● INSTRUCTION: Search the material and gather each line with "left" in it.

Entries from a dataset
========
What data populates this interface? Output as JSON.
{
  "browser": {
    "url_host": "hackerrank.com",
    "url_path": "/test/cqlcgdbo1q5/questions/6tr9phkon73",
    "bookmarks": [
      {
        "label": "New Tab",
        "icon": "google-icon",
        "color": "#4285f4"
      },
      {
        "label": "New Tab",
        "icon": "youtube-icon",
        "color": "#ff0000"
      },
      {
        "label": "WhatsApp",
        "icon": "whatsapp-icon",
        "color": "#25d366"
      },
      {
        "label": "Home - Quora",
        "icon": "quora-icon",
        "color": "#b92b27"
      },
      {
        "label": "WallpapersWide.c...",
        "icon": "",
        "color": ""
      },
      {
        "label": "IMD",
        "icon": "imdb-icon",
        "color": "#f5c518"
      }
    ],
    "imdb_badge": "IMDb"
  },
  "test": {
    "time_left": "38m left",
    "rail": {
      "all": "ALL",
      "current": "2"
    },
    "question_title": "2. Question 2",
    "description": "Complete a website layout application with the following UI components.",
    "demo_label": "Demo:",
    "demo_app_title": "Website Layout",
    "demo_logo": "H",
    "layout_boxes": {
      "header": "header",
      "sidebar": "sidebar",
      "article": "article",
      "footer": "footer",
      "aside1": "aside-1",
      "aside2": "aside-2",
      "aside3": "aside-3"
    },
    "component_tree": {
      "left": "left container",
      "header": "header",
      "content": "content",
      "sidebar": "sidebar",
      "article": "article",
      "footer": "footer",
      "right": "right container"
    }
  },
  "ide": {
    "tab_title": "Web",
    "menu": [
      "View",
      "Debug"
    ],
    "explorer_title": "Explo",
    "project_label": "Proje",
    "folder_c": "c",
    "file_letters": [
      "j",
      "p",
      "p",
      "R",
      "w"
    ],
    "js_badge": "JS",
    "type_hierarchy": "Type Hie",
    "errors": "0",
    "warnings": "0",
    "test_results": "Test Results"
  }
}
========
● EXERCISE OUTPUT:
    "time_left": "38m left",
      "left": "left container",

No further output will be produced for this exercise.